What to produce — Write the next part of the DeltaLoRAAdapter documentation page below, starting right after its final line.

Page —
— Start —
Table of Contents

Class DeltaLoRAAdapter<T>

Namespace
AiDotNet.LoRA.Adapters
Assembly
AiDotNet.dll

Delta-LoRA adapter that focuses on parameter-efficient delta updates with momentum.

public class DeltaLoRAAdapter<T> : LoRAAdapterBase<T>, IDisposable, ILoRAAdapter<T>, ILayer<T>, IJitCompilable<T>, IDiagnosticsProvider, IWeightLoadable<T>

Type Parameters

T

The numeric type used for calculations, typically float or double.

Inheritance
DeltaLoRAAdapter<T>
Implements
Inherited Members

Remarks

Delta-LoRA is a variant of LoRA that explicitly models the change (delta) in parameters rather than the absolute values. This approach can achieve better convergence in certain scenarios by focusing on the parameter update dynamics with momentum-based accumulation.

For Beginners: Think of Delta-LoRA as "change-focused" LoRA.

Regular LoRA learns: "What should the weights be?" Delta-LoRA learns: "How should the weights change?"

This difference matters because:

  1. Changes (deltas) often have simpler patterns than absolute values
  2. Momentum helps smooth out noisy updates
  3. Can converge faster when the optimal adaptation is a smooth transformation

Key concepts:

  • Delta weights: Accumulated changes to parameters (not the parameters themselves)
  • Delta scaling: Controls how strongly deltas affect the output
  • Momentum: Smooths updates by remembering previous changes

When Delta-LoRA works better than standard LoRA:

  • Tasks requiring smooth, gradual adaptations
  • Fine-tuning where the base model is already close to optimal
  • Scenarios with noisy gradients that benefit from momentum
  • Transfer learning where you want to preserve more of the original model's behavior

Example: If you're adapting a language model to a new domain, Delta-LoRA can make smaller, more conservative changes that preserve the model's general knowledge while adapting to domain-specific patterns.

Constructors

DeltaLoRAAdapter(ILayer<T>, int, double, double, double, bool)

Initializes a new Delta-LoRA adapter wrapping an existing layer.

public DeltaLoRAAdapter(ILayer<T> baseLayer, int rank, double alpha = -1, double deltaScaling = 0.1, double momentumFactor = 0.9, bool freezeBaseLayer = true)

Parameters

baseLayer ILayer<T>

The layer to adapt with Delta-LoRA.

rank int

The rank of the LoRA decomposition.

alpha double

The LoRA scaling factor (defaults to rank if negative).

deltaScaling double

Scaling factor for delta updates (default: 0.1).

momentumFactor double

Momentum factor for delta accumulation (default: 0.9).
— End —
Provided data —
— Start —
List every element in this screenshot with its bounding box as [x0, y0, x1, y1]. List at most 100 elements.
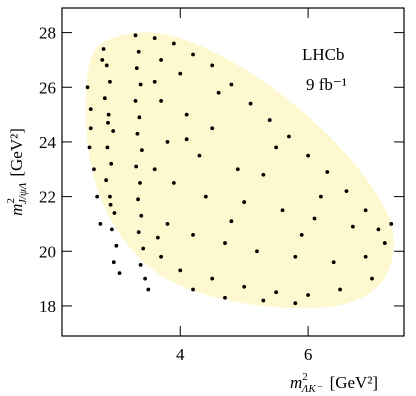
— End —
Exercise response —
freezeBaseLayer bool

Whether to freeze the base layer's parameters during training.

Remarks

For Beginners: This creates a Delta-LoRA adapter with momentum-based updates.

Parameters:

  • baseLayer: The layer you want to adapt
  • rank: Compression level (lower = fewer parameters)
  • alpha: LoRA strength
  • deltaScaling: How strongly deltas affect output (0.01 to 1.0, default 0.1)
  • momentumFactor: How much to smooth updates (0.0 to 1.0, default 0.9)
  • freezeBaseLayer: Whether to lock the original layer (usually true)

Recommended settings:

  • For stable tasks: deltaScaling=0.1, momentumFactor=0.9
  • For aggressive adaptation: deltaScaling=0.5, momentumFactor=0.5
  • For conservative adaptation: deltaScaling=0.01, momentumFactor=0.95

Exceptions

ArgumentNullException

Thrown when baseLayer is null.

ArgumentException

Thrown when deltaScaling or momentumFactor are out of valid range.

Properties

DeltaScaling

Gets the scaling factor for delta updates.

public double DeltaScaling { get; }

Property Value

double

MomentumFactor

Gets the momentum factor for delta accumulation.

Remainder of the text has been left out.